* begin *
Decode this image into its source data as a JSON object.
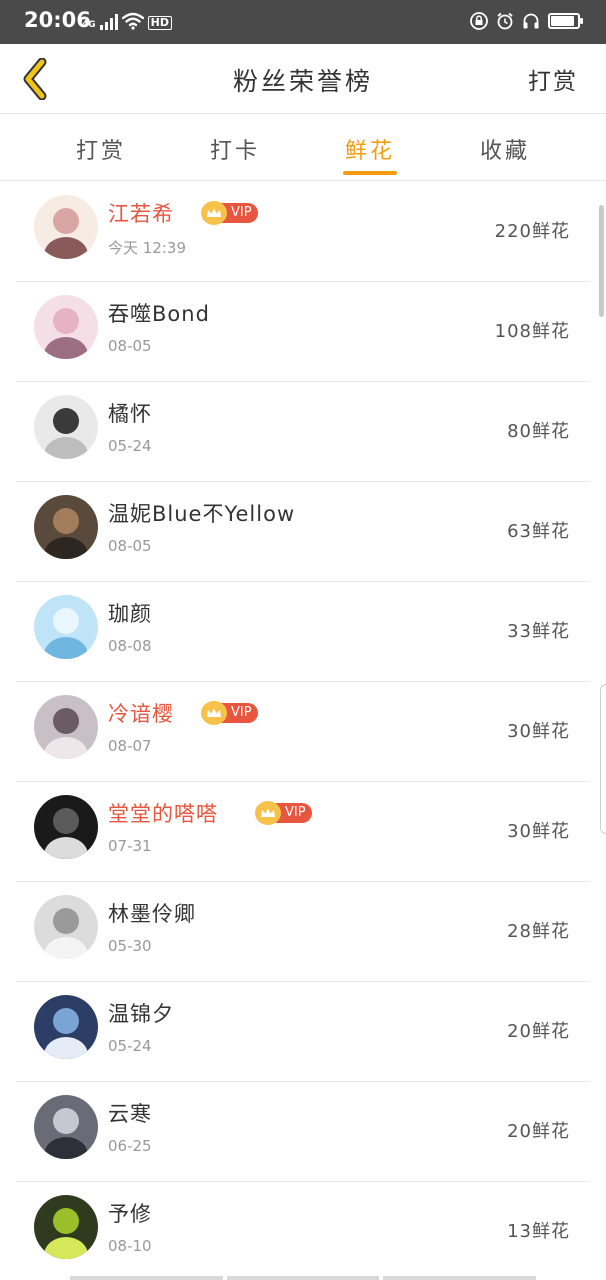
{
  "status_bar": {
    "time": "20:06",
    "network": "4G",
    "hd": "HD",
    "icons": [
      "signal-icon",
      "wifi-icon",
      "lock-icon",
      "alarm-icon",
      "headphones-icon",
      "battery-icon"
    ],
    "battery_level": 0.9
  },
  "header": {
    "back_icon": "chevron-left-icon",
    "title": "粉丝荣誉榜",
    "action": "打赏"
  },
  "tabs": [
    {
      "label": "打赏",
      "active": false
    },
    {
      "label": "打卡",
      "active": false
    },
    {
      "label": "鲜花",
      "active": true
    },
    {
      "label": "收藏",
      "active": false
    }
  ],
  "vip_label": "VIP",
  "colors": {
    "accent": "#f39c12",
    "vip_name": "#e8563f",
    "vip_badge": "#e8563f",
    "crown": "#f6c24a"
  },
  "fans": [
    {
      "name": "江若希",
      "vip": true,
      "date": "今天 12:39",
      "amount": "220鲜花"
    },
    {
      "name": "吞噬Bond",
      "vip": false,
      "date": "08-05",
      "amount": "108鲜花"
    },
    {
      "name": "橘怀",
      "vip": false,
      "date": "05-24",
      "amount": "80鲜花"
    },
    {
      "name": "温妮Blue不Yellow",
      "vip": false,
      "date": "08-05",
      "amount": "63鲜花"
    },
    {
      "name": "珈颜",
      "vip": false,
      "date": "08-08",
      "amount": "33鲜花"
    },
    {
      "name": "冷谙樱",
      "vip": true,
      "date": "08-07",
      "amount": "30鲜花"
    },
    {
      "name": "堂堂的嗒嗒",
      "vip": true,
      "date": "07-31",
      "amount": "30鲜花"
    },
    {
      "name": "林墨伶卿",
      "vip": false,
      "date": "05-30",
      "amount": "28鲜花"
    },
    {
      "name": "温锦夕",
      "vip": false,
      "date": "05-24",
      "amount": "20鲜花"
    },
    {
      "name": "云寒",
      "vip": false,
      "date": "06-25",
      "amount": "20鲜花"
    },
    {
      "name": "予修",
      "vip": false,
      "date": "08-10",
      "amount": "13鲜花"
    }
  ]
}
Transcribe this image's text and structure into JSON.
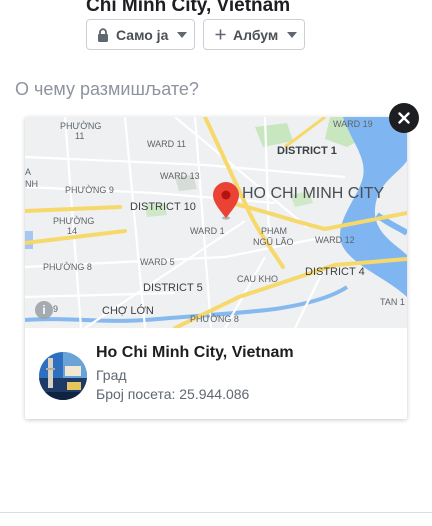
{
  "composer": {
    "location_title": "Chi Minh City, Vietnam",
    "privacy_label": "Само ја",
    "album_label": "Албум",
    "placeholder": "О чему размишљате?"
  },
  "map": {
    "labels": {
      "phuong11": "PHƯỜNG",
      "phuong11b": "11",
      "ward19": "WARD 19",
      "ward11": "WARD 11",
      "district1": "DISTRICT 1",
      "ward13": "WARD 13",
      "aa": "A",
      "nh": "NH",
      "phuong9": "PHƯỜNG 9",
      "district10": "DISTRICT 10",
      "city": "HO CHI MINH CITY",
      "phuong14": "PHƯỜNG",
      "phuong14b": "14",
      "ward1": "WARD 1",
      "pham": "PHAM",
      "ngulao": "NGŨ LÃO",
      "ward12": "WARD 12",
      "ward5": "WARD 5",
      "phuong8a": "PHƯỜNG 8",
      "caukho": "CAU KHO",
      "district5": "DISTRICT 5",
      "district4": "DISTRICT 4",
      "tan1": "TAN 1",
      "nine": "9",
      "cholon": "CHỢ LỚN",
      "phuong8b": "PHƯỜNG 8"
    }
  },
  "place": {
    "title": "Ho Chi Minh City, Vietnam",
    "type": "Град",
    "visits": "Број посета: 25.944.086"
  }
}
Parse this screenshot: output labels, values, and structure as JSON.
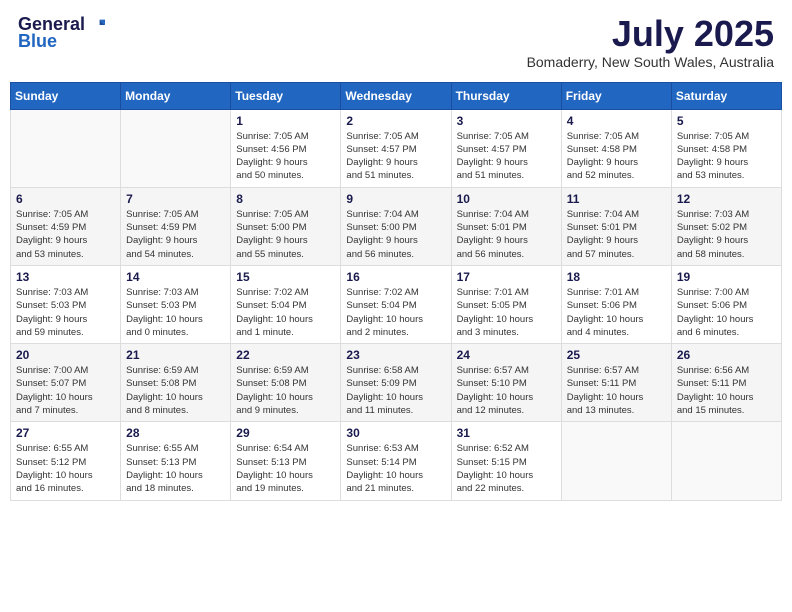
{
  "header": {
    "logo": {
      "general": "General",
      "blue": "Blue"
    },
    "month_title": "July 2025",
    "location": "Bomaderry, New South Wales, Australia"
  },
  "calendar": {
    "days_of_week": [
      "Sunday",
      "Monday",
      "Tuesday",
      "Wednesday",
      "Thursday",
      "Friday",
      "Saturday"
    ],
    "weeks": [
      [
        {
          "day": "",
          "info": ""
        },
        {
          "day": "",
          "info": ""
        },
        {
          "day": "1",
          "info": "Sunrise: 7:05 AM\nSunset: 4:56 PM\nDaylight: 9 hours\nand 50 minutes."
        },
        {
          "day": "2",
          "info": "Sunrise: 7:05 AM\nSunset: 4:57 PM\nDaylight: 9 hours\nand 51 minutes."
        },
        {
          "day": "3",
          "info": "Sunrise: 7:05 AM\nSunset: 4:57 PM\nDaylight: 9 hours\nand 51 minutes."
        },
        {
          "day": "4",
          "info": "Sunrise: 7:05 AM\nSunset: 4:58 PM\nDaylight: 9 hours\nand 52 minutes."
        },
        {
          "day": "5",
          "info": "Sunrise: 7:05 AM\nSunset: 4:58 PM\nDaylight: 9 hours\nand 53 minutes."
        }
      ],
      [
        {
          "day": "6",
          "info": "Sunrise: 7:05 AM\nSunset: 4:59 PM\nDaylight: 9 hours\nand 53 minutes."
        },
        {
          "day": "7",
          "info": "Sunrise: 7:05 AM\nSunset: 4:59 PM\nDaylight: 9 hours\nand 54 minutes."
        },
        {
          "day": "8",
          "info": "Sunrise: 7:05 AM\nSunset: 5:00 PM\nDaylight: 9 hours\nand 55 minutes."
        },
        {
          "day": "9",
          "info": "Sunrise: 7:04 AM\nSunset: 5:00 PM\nDaylight: 9 hours\nand 56 minutes."
        },
        {
          "day": "10",
          "info": "Sunrise: 7:04 AM\nSunset: 5:01 PM\nDaylight: 9 hours\nand 56 minutes."
        },
        {
          "day": "11",
          "info": "Sunrise: 7:04 AM\nSunset: 5:01 PM\nDaylight: 9 hours\nand 57 minutes."
        },
        {
          "day": "12",
          "info": "Sunrise: 7:03 AM\nSunset: 5:02 PM\nDaylight: 9 hours\nand 58 minutes."
        }
      ],
      [
        {
          "day": "13",
          "info": "Sunrise: 7:03 AM\nSunset: 5:03 PM\nDaylight: 9 hours\nand 59 minutes."
        },
        {
          "day": "14",
          "info": "Sunrise: 7:03 AM\nSunset: 5:03 PM\nDaylight: 10 hours\nand 0 minutes."
        },
        {
          "day": "15",
          "info": "Sunrise: 7:02 AM\nSunset: 5:04 PM\nDaylight: 10 hours\nand 1 minute."
        },
        {
          "day": "16",
          "info": "Sunrise: 7:02 AM\nSunset: 5:04 PM\nDaylight: 10 hours\nand 2 minutes."
        },
        {
          "day": "17",
          "info": "Sunrise: 7:01 AM\nSunset: 5:05 PM\nDaylight: 10 hours\nand 3 minutes."
        },
        {
          "day": "18",
          "info": "Sunrise: 7:01 AM\nSunset: 5:06 PM\nDaylight: 10 hours\nand 4 minutes."
        },
        {
          "day": "19",
          "info": "Sunrise: 7:00 AM\nSunset: 5:06 PM\nDaylight: 10 hours\nand 6 minutes."
        }
      ],
      [
        {
          "day": "20",
          "info": "Sunrise: 7:00 AM\nSunset: 5:07 PM\nDaylight: 10 hours\nand 7 minutes."
        },
        {
          "day": "21",
          "info": "Sunrise: 6:59 AM\nSunset: 5:08 PM\nDaylight: 10 hours\nand 8 minutes."
        },
        {
          "day": "22",
          "info": "Sunrise: 6:59 AM\nSunset: 5:08 PM\nDaylight: 10 hours\nand 9 minutes."
        },
        {
          "day": "23",
          "info": "Sunrise: 6:58 AM\nSunset: 5:09 PM\nDaylight: 10 hours\nand 11 minutes."
        },
        {
          "day": "24",
          "info": "Sunrise: 6:57 AM\nSunset: 5:10 PM\nDaylight: 10 hours\nand 12 minutes."
        },
        {
          "day": "25",
          "info": "Sunrise: 6:57 AM\nSunset: 5:11 PM\nDaylight: 10 hours\nand 13 minutes."
        },
        {
          "day": "26",
          "info": "Sunrise: 6:56 AM\nSunset: 5:11 PM\nDaylight: 10 hours\nand 15 minutes."
        }
      ],
      [
        {
          "day": "27",
          "info": "Sunrise: 6:55 AM\nSunset: 5:12 PM\nDaylight: 10 hours\nand 16 minutes."
        },
        {
          "day": "28",
          "info": "Sunrise: 6:55 AM\nSunset: 5:13 PM\nDaylight: 10 hours\nand 18 minutes."
        },
        {
          "day": "29",
          "info": "Sunrise: 6:54 AM\nSunset: 5:13 PM\nDaylight: 10 hours\nand 19 minutes."
        },
        {
          "day": "30",
          "info": "Sunrise: 6:53 AM\nSunset: 5:14 PM\nDaylight: 10 hours\nand 21 minutes."
        },
        {
          "day": "31",
          "info": "Sunrise: 6:52 AM\nSunset: 5:15 PM\nDaylight: 10 hours\nand 22 minutes."
        },
        {
          "day": "",
          "info": ""
        },
        {
          "day": "",
          "info": ""
        }
      ]
    ]
  }
}
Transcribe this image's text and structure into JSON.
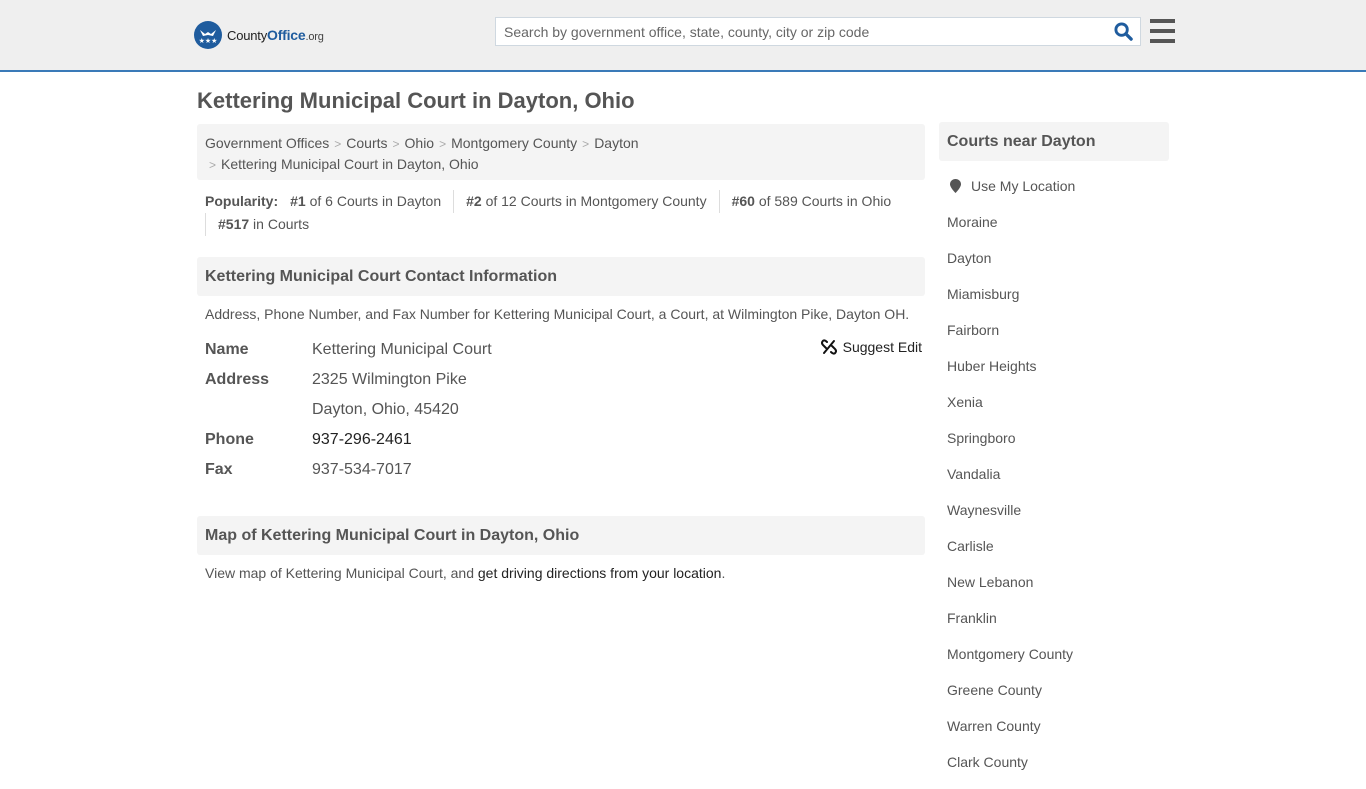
{
  "header": {
    "logo": {
      "prefix": "County",
      "brand": "Office",
      "suffix": ".org"
    },
    "search": {
      "placeholder": "Search by government office, state, county, city or zip code",
      "value": ""
    },
    "search_icon": "search-icon",
    "menu_icon": "hamburger-menu-icon",
    "accent_color": "#3a7ab8"
  },
  "page": {
    "title": "Kettering Municipal Court in Dayton, Ohio"
  },
  "breadcrumb": {
    "items": [
      "Government Offices",
      "Courts",
      "Ohio",
      "Montgomery County",
      "Dayton"
    ],
    "current": "Kettering Municipal Court in Dayton, Ohio",
    "separator": ">"
  },
  "popularity": {
    "label": "Popularity:",
    "items": [
      {
        "rank": "#1",
        "text": "of 6 Courts in Dayton"
      },
      {
        "rank": "#2",
        "text": "of 12 Courts in Montgomery County"
      },
      {
        "rank": "#60",
        "text": "of 589 Courts in Ohio"
      },
      {
        "rank": "#517",
        "text": "in Courts"
      }
    ]
  },
  "contact": {
    "heading": "Kettering Municipal Court Contact Information",
    "description": "Address, Phone Number, and Fax Number for Kettering Municipal Court, a Court, at Wilmington Pike, Dayton OH.",
    "suggest_edit": "Suggest Edit",
    "rows": {
      "name": {
        "label": "Name",
        "value": "Kettering Municipal Court"
      },
      "address": {
        "label": "Address",
        "line1": "2325 Wilmington Pike",
        "line2": "Dayton, Ohio, 45420"
      },
      "phone": {
        "label": "Phone",
        "value": "937-296-2461"
      },
      "fax": {
        "label": "Fax",
        "value": "937-534-7017"
      }
    }
  },
  "map": {
    "heading": "Map of Kettering Municipal Court in Dayton, Ohio",
    "desc_prefix": "View map of Kettering Municipal Court, and ",
    "link": "get driving directions from your location",
    "desc_suffix": "."
  },
  "sidebar": {
    "heading": "Courts near Dayton",
    "use_location": "Use My Location",
    "links": [
      "Moraine",
      "Dayton",
      "Miamisburg",
      "Fairborn",
      "Huber Heights",
      "Xenia",
      "Springboro",
      "Vandalia",
      "Waynesville",
      "Carlisle",
      "New Lebanon",
      "Franklin",
      "Montgomery County",
      "Greene County",
      "Warren County",
      "Clark County"
    ]
  }
}
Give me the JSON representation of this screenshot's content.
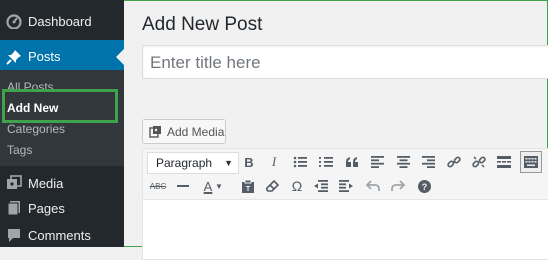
{
  "sidebar": {
    "items": [
      {
        "label": "Dashboard",
        "icon": "dashboard-icon"
      },
      {
        "label": "Posts",
        "icon": "pin-icon",
        "current": true
      },
      {
        "label": "Media",
        "icon": "media-icon"
      },
      {
        "label": "Pages",
        "icon": "pages-icon"
      },
      {
        "label": "Comments",
        "icon": "comments-icon"
      }
    ],
    "submenu": [
      "All Posts",
      "Add New",
      "Categories",
      "Tags"
    ],
    "current_sub": "Add New"
  },
  "main": {
    "page_title": "Add New Post",
    "title_placeholder": "Enter title here",
    "add_media_label": "Add Media",
    "format_select": "Paragraph"
  },
  "toolbar": {
    "row1": [
      "bold-icon",
      "italic-icon",
      "bulleted-list-icon",
      "numbered-list-icon",
      "blockquote-icon",
      "align-left-icon",
      "align-center-icon",
      "align-right-icon",
      "insert-link-icon",
      "remove-link-icon",
      "read-more-icon",
      "toolbar-toggle-icon"
    ],
    "row2": [
      "strikethrough-icon",
      "horizontal-line-icon",
      "text-color-icon",
      "paste-as-text-icon",
      "clear-formatting-icon",
      "special-character-icon",
      "decrease-indent-icon",
      "increase-indent-icon",
      "undo-icon",
      "redo-icon",
      "help-icon"
    ],
    "bold": "B",
    "italic": "I",
    "strikethrough": "ABC",
    "text_color": "A",
    "omega": "Ω",
    "help": "?"
  },
  "colors": {
    "sidebar": "#23282d",
    "submenu": "#32373c",
    "accent": "#0073aa",
    "highlight": "#3fa34d"
  }
}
* end *
Your instructions = Copy out each line of the data where the string "Wilmington" appears.

Answer to this exercise =
    "description": "Address, Phone Number, and Fax Number for Kettering Municipal Court, a Court, at Wilmington Pike, Dayton OH.",
        "line1": "2325 Wilmington Pike",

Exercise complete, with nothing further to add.